[Start of Data for processing]

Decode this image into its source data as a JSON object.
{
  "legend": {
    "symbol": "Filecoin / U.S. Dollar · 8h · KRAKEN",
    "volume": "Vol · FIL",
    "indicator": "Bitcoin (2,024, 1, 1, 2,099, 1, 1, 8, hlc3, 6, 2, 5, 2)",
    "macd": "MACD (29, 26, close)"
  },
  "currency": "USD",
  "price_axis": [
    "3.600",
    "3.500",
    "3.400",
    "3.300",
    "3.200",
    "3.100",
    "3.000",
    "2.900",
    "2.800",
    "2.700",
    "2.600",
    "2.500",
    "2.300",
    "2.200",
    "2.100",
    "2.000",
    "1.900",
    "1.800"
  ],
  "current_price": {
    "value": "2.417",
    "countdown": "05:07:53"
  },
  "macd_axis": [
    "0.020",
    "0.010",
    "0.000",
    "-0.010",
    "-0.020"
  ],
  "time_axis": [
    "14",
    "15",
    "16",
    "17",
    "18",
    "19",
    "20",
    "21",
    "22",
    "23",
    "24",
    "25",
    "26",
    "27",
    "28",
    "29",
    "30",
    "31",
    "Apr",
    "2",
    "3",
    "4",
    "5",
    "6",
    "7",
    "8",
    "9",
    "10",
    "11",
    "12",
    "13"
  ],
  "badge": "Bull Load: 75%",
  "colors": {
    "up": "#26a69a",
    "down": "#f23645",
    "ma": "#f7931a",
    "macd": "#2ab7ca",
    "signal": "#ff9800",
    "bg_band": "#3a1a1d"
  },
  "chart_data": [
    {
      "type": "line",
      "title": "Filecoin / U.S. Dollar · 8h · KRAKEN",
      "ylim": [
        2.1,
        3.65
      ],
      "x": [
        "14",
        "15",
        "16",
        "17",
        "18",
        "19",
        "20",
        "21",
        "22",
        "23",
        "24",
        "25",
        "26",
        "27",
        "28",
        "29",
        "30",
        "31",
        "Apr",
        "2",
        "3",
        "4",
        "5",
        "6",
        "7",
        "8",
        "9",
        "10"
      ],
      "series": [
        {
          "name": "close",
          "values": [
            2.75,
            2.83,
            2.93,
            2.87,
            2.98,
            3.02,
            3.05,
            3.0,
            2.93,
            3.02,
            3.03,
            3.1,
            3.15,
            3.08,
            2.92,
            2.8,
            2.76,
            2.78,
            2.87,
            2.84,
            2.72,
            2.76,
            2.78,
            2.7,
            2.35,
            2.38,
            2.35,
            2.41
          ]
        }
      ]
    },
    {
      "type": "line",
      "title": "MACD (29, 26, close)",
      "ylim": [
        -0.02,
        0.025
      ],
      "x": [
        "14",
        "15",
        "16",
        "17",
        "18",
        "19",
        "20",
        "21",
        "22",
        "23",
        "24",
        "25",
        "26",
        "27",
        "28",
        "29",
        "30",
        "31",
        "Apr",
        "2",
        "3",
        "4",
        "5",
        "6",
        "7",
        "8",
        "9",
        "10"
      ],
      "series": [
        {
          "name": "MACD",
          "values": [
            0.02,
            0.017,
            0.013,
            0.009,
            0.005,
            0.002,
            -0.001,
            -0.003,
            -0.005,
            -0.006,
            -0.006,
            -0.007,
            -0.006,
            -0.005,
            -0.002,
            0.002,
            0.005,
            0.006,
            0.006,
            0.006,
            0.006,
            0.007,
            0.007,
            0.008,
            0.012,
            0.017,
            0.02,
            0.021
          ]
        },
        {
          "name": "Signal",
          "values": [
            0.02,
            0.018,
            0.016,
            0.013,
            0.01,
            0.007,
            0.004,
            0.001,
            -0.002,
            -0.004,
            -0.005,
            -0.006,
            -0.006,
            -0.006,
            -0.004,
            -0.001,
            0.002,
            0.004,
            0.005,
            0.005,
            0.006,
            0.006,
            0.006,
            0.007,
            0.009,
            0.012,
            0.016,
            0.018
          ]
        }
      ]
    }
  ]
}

[End of Data for processing]

**Task to complete**
Set down all of the entries exactly, please.

**Reply to the exercise**
Decode this image into its source data as a JSON object.
{
  "legend": {
    "symbol": "Filecoin / U.S. Dollar · 8h · KRAKEN",
    "volume": "Vol · FIL",
    "indicator": "Bitcoin (2,024, 1, 1, 2,099, 1, 1, 8, hlc3, 6, 2, 5, 2)",
    "macd": "MACD (29, 26, close)"
  },
  "currency": "USD",
  "price_axis": [
    "3.600",
    "3.500",
    "3.400",
    "3.300",
    "3.200",
    "3.100",
    "3.000",
    "2.900",
    "2.800",
    "2.700",
    "2.600",
    "2.500",
    "2.300",
    "2.200",
    "2.100",
    "2.000",
    "1.900",
    "1.800"
  ],
  "current_price": {
    "value": "2.417",
    "countdown": "05:07:53"
  },
  "macd_axis": [
    "0.020",
    "0.010",
    "0.000",
    "-0.010",
    "-0.020"
  ],
  "time_axis": [
    "14",
    "15",
    "16",
    "17",
    "18",
    "19",
    "20",
    "21",
    "22",
    "23",
    "24",
    "25",
    "26",
    "27",
    "28",
    "29",
    "30",
    "31",
    "Apr",
    "2",
    "3",
    "4",
    "5",
    "6",
    "7",
    "8",
    "9",
    "10",
    "11",
    "12",
    "13"
  ],
  "badge": "Bull Load: 75%",
  "colors": {
    "up": "#26a69a",
    "down": "#f23645",
    "ma": "#f7931a",
    "macd": "#2ab7ca",
    "signal": "#ff9800",
    "bg_band": "#3a1a1d"
  },
  "chart_data": [
    {
      "type": "line",
      "title": "Filecoin / U.S. Dollar · 8h · KRAKEN",
      "ylim": [
        2.1,
        3.65
      ],
      "x": [
        "14",
        "15",
        "16",
        "17",
        "18",
        "19",
        "20",
        "21",
        "22",
        "23",
        "24",
        "25",
        "26",
        "27",
        "28",
        "29",
        "30",
        "31",
        "Apr",
        "2",
        "3",
        "4",
        "5",
        "6",
        "7",
        "8",
        "9",
        "10"
      ],
      "series": [
        {
          "name": "close",
          "values": [
            2.75,
            2.83,
            2.93,
            2.87,
            2.98,
            3.02,
            3.05,
            3.0,
            2.93,
            3.02,
            3.03,
            3.1,
            3.15,
            3.08,
            2.92,
            2.8,
            2.76,
            2.78,
            2.87,
            2.84,
            2.72,
            2.76,
            2.78,
            2.7,
            2.35,
            2.38,
            2.35,
            2.41
          ]
        }
      ]
    },
    {
      "type": "line",
      "title": "MACD (29, 26, close)",
      "ylim": [
        -0.02,
        0.025
      ],
      "x": [
        "14",
        "15",
        "16",
        "17",
        "18",
        "19",
        "20",
        "21",
        "22",
        "23",
        "24",
        "25",
        "26",
        "27",
        "28",
        "29",
        "30",
        "31",
        "Apr",
        "2",
        "3",
        "4",
        "5",
        "6",
        "7",
        "8",
        "9",
        "10"
      ],
      "series": [
        {
          "name": "MACD",
          "values": [
            0.02,
            0.017,
            0.013,
            0.009,
            0.005,
            0.002,
            -0.001,
            -0.003,
            -0.005,
            -0.006,
            -0.006,
            -0.007,
            -0.006,
            -0.005,
            -0.002,
            0.002,
            0.005,
            0.006,
            0.006,
            0.006,
            0.006,
            0.007,
            0.007,
            0.008,
            0.012,
            0.017,
            0.02,
            0.021
          ]
        },
        {
          "name": "Signal",
          "values": [
            0.02,
            0.018,
            0.016,
            0.013,
            0.01,
            0.007,
            0.004,
            0.001,
            -0.002,
            -0.004,
            -0.005,
            -0.006,
            -0.006,
            -0.006,
            -0.004,
            -0.001,
            0.002,
            0.004,
            0.005,
            0.005,
            0.006,
            0.006,
            0.006,
            0.007,
            0.009,
            0.012,
            0.016,
            0.018
          ]
        }
      ]
    }
  ]
}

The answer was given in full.